- _EXERCISE TASK_:
Return the whole listing, line for line, without the pictures in it.
START ROWS
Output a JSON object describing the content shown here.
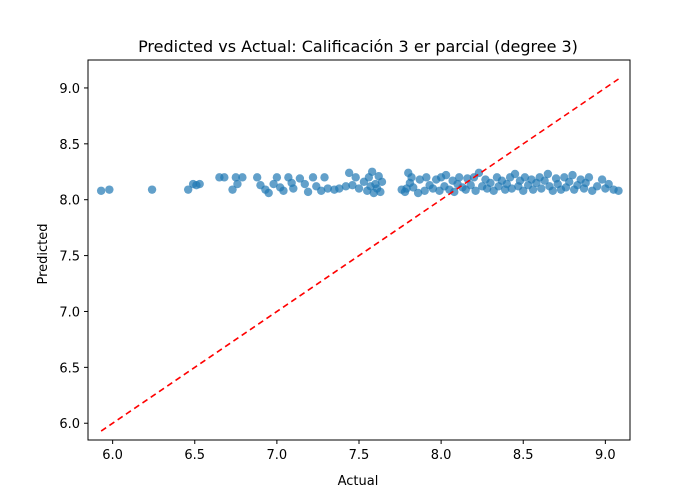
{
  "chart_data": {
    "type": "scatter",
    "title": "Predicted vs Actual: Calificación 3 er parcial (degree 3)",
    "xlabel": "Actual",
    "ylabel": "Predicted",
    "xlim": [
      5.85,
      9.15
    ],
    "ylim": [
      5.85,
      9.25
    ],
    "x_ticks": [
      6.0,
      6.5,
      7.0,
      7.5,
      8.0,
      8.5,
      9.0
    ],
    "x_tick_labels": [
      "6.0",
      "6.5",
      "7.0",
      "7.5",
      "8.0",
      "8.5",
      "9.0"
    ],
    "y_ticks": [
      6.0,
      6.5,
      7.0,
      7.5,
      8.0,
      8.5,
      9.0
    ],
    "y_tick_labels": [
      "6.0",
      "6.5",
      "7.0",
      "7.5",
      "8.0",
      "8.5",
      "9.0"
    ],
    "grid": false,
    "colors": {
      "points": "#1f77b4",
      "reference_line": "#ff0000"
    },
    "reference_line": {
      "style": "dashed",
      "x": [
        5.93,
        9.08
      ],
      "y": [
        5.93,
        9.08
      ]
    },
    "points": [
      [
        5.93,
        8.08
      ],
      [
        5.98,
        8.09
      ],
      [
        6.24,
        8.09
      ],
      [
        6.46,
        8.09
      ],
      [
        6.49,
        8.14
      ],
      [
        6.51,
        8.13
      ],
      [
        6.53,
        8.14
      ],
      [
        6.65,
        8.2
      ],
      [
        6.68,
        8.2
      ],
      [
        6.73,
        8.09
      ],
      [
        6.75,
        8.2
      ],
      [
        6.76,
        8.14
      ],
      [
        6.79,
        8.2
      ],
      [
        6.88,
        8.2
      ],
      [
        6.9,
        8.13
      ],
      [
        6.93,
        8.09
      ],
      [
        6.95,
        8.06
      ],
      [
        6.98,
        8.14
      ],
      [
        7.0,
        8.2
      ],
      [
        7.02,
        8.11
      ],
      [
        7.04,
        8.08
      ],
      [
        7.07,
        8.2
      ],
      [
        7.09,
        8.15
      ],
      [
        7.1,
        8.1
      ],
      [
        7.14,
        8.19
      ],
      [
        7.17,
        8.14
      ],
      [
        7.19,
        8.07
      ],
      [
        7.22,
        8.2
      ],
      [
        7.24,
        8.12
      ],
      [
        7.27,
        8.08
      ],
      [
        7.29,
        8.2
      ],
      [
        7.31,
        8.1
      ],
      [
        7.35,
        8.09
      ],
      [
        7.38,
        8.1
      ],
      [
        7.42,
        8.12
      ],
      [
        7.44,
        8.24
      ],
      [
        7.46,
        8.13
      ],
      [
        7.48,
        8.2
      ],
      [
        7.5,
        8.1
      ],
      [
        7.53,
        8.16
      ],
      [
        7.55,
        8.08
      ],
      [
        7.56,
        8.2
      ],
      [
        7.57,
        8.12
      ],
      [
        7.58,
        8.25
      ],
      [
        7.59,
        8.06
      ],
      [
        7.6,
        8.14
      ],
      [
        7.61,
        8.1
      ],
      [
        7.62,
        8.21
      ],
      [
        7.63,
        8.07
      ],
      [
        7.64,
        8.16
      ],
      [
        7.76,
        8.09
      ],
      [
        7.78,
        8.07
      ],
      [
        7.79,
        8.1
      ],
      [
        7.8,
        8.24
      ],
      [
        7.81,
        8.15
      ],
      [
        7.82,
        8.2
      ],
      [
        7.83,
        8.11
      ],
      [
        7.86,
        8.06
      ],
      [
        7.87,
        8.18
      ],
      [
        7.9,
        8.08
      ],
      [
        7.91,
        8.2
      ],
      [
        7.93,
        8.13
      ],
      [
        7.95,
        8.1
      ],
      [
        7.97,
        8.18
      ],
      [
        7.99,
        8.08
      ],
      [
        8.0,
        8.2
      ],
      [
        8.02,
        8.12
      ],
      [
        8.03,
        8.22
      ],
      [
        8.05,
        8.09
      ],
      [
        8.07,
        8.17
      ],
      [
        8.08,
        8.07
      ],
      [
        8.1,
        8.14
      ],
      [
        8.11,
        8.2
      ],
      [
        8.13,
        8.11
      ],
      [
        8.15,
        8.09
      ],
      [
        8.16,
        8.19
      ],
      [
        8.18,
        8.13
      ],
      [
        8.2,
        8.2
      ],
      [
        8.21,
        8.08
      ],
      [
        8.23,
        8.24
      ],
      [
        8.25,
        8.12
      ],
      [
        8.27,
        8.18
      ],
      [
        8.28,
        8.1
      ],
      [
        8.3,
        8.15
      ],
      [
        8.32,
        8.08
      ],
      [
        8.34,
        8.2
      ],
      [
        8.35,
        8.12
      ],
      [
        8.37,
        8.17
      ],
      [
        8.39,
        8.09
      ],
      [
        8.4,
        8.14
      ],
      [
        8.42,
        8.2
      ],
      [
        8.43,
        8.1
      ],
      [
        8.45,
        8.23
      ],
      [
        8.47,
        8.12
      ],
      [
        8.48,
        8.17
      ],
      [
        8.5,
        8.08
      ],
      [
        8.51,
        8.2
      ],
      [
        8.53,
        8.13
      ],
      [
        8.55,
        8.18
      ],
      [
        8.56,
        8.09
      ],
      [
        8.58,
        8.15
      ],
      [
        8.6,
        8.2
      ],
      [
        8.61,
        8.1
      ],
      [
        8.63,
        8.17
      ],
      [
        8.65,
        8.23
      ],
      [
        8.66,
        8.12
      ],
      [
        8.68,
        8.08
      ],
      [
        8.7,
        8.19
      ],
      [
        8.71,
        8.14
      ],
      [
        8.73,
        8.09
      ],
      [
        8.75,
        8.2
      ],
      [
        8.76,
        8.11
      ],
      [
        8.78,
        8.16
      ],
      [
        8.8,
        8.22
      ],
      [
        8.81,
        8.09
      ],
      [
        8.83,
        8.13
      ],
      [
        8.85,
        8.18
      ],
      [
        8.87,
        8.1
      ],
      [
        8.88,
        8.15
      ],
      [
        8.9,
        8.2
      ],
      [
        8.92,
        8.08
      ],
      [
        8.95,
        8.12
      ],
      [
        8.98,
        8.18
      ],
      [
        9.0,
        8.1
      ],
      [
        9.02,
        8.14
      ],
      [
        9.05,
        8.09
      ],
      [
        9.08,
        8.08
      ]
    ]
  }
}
END ROWS
- _TASK SOLUTION_:
Output a JSON object describing the content shown here.
{
  "chart_data": {
    "type": "scatter",
    "title": "Predicted vs Actual: Calificación 3 er parcial (degree 3)",
    "xlabel": "Actual",
    "ylabel": "Predicted",
    "xlim": [
      5.85,
      9.15
    ],
    "ylim": [
      5.85,
      9.25
    ],
    "x_ticks": [
      6.0,
      6.5,
      7.0,
      7.5,
      8.0,
      8.5,
      9.0
    ],
    "x_tick_labels": [
      "6.0",
      "6.5",
      "7.0",
      "7.5",
      "8.0",
      "8.5",
      "9.0"
    ],
    "y_ticks": [
      6.0,
      6.5,
      7.0,
      7.5,
      8.0,
      8.5,
      9.0
    ],
    "y_tick_labels": [
      "6.0",
      "6.5",
      "7.0",
      "7.5",
      "8.0",
      "8.5",
      "9.0"
    ],
    "grid": false,
    "colors": {
      "points": "#1f77b4",
      "reference_line": "#ff0000"
    },
    "reference_line": {
      "style": "dashed",
      "x": [
        5.93,
        9.08
      ],
      "y": [
        5.93,
        9.08
      ]
    },
    "points": [
      [
        5.93,
        8.08
      ],
      [
        5.98,
        8.09
      ],
      [
        6.24,
        8.09
      ],
      [
        6.46,
        8.09
      ],
      [
        6.49,
        8.14
      ],
      [
        6.51,
        8.13
      ],
      [
        6.53,
        8.14
      ],
      [
        6.65,
        8.2
      ],
      [
        6.68,
        8.2
      ],
      [
        6.73,
        8.09
      ],
      [
        6.75,
        8.2
      ],
      [
        6.76,
        8.14
      ],
      [
        6.79,
        8.2
      ],
      [
        6.88,
        8.2
      ],
      [
        6.9,
        8.13
      ],
      [
        6.93,
        8.09
      ],
      [
        6.95,
        8.06
      ],
      [
        6.98,
        8.14
      ],
      [
        7.0,
        8.2
      ],
      [
        7.02,
        8.11
      ],
      [
        7.04,
        8.08
      ],
      [
        7.07,
        8.2
      ],
      [
        7.09,
        8.15
      ],
      [
        7.1,
        8.1
      ],
      [
        7.14,
        8.19
      ],
      [
        7.17,
        8.14
      ],
      [
        7.19,
        8.07
      ],
      [
        7.22,
        8.2
      ],
      [
        7.24,
        8.12
      ],
      [
        7.27,
        8.08
      ],
      [
        7.29,
        8.2
      ],
      [
        7.31,
        8.1
      ],
      [
        7.35,
        8.09
      ],
      [
        7.38,
        8.1
      ],
      [
        7.42,
        8.12
      ],
      [
        7.44,
        8.24
      ],
      [
        7.46,
        8.13
      ],
      [
        7.48,
        8.2
      ],
      [
        7.5,
        8.1
      ],
      [
        7.53,
        8.16
      ],
      [
        7.55,
        8.08
      ],
      [
        7.56,
        8.2
      ],
      [
        7.57,
        8.12
      ],
      [
        7.58,
        8.25
      ],
      [
        7.59,
        8.06
      ],
      [
        7.6,
        8.14
      ],
      [
        7.61,
        8.1
      ],
      [
        7.62,
        8.21
      ],
      [
        7.63,
        8.07
      ],
      [
        7.64,
        8.16
      ],
      [
        7.76,
        8.09
      ],
      [
        7.78,
        8.07
      ],
      [
        7.79,
        8.1
      ],
      [
        7.8,
        8.24
      ],
      [
        7.81,
        8.15
      ],
      [
        7.82,
        8.2
      ],
      [
        7.83,
        8.11
      ],
      [
        7.86,
        8.06
      ],
      [
        7.87,
        8.18
      ],
      [
        7.9,
        8.08
      ],
      [
        7.91,
        8.2
      ],
      [
        7.93,
        8.13
      ],
      [
        7.95,
        8.1
      ],
      [
        7.97,
        8.18
      ],
      [
        7.99,
        8.08
      ],
      [
        8.0,
        8.2
      ],
      [
        8.02,
        8.12
      ],
      [
        8.03,
        8.22
      ],
      [
        8.05,
        8.09
      ],
      [
        8.07,
        8.17
      ],
      [
        8.08,
        8.07
      ],
      [
        8.1,
        8.14
      ],
      [
        8.11,
        8.2
      ],
      [
        8.13,
        8.11
      ],
      [
        8.15,
        8.09
      ],
      [
        8.16,
        8.19
      ],
      [
        8.18,
        8.13
      ],
      [
        8.2,
        8.2
      ],
      [
        8.21,
        8.08
      ],
      [
        8.23,
        8.24
      ],
      [
        8.25,
        8.12
      ],
      [
        8.27,
        8.18
      ],
      [
        8.28,
        8.1
      ],
      [
        8.3,
        8.15
      ],
      [
        8.32,
        8.08
      ],
      [
        8.34,
        8.2
      ],
      [
        8.35,
        8.12
      ],
      [
        8.37,
        8.17
      ],
      [
        8.39,
        8.09
      ],
      [
        8.4,
        8.14
      ],
      [
        8.42,
        8.2
      ],
      [
        8.43,
        8.1
      ],
      [
        8.45,
        8.23
      ],
      [
        8.47,
        8.12
      ],
      [
        8.48,
        8.17
      ],
      [
        8.5,
        8.08
      ],
      [
        8.51,
        8.2
      ],
      [
        8.53,
        8.13
      ],
      [
        8.55,
        8.18
      ],
      [
        8.56,
        8.09
      ],
      [
        8.58,
        8.15
      ],
      [
        8.6,
        8.2
      ],
      [
        8.61,
        8.1
      ],
      [
        8.63,
        8.17
      ],
      [
        8.65,
        8.23
      ],
      [
        8.66,
        8.12
      ],
      [
        8.68,
        8.08
      ],
      [
        8.7,
        8.19
      ],
      [
        8.71,
        8.14
      ],
      [
        8.73,
        8.09
      ],
      [
        8.75,
        8.2
      ],
      [
        8.76,
        8.11
      ],
      [
        8.78,
        8.16
      ],
      [
        8.8,
        8.22
      ],
      [
        8.81,
        8.09
      ],
      [
        8.83,
        8.13
      ],
      [
        8.85,
        8.18
      ],
      [
        8.87,
        8.1
      ],
      [
        8.88,
        8.15
      ],
      [
        8.9,
        8.2
      ],
      [
        8.92,
        8.08
      ],
      [
        8.95,
        8.12
      ],
      [
        8.98,
        8.18
      ],
      [
        9.0,
        8.1
      ],
      [
        9.02,
        8.14
      ],
      [
        9.05,
        8.09
      ],
      [
        9.08,
        8.08
      ]
    ]
  }
}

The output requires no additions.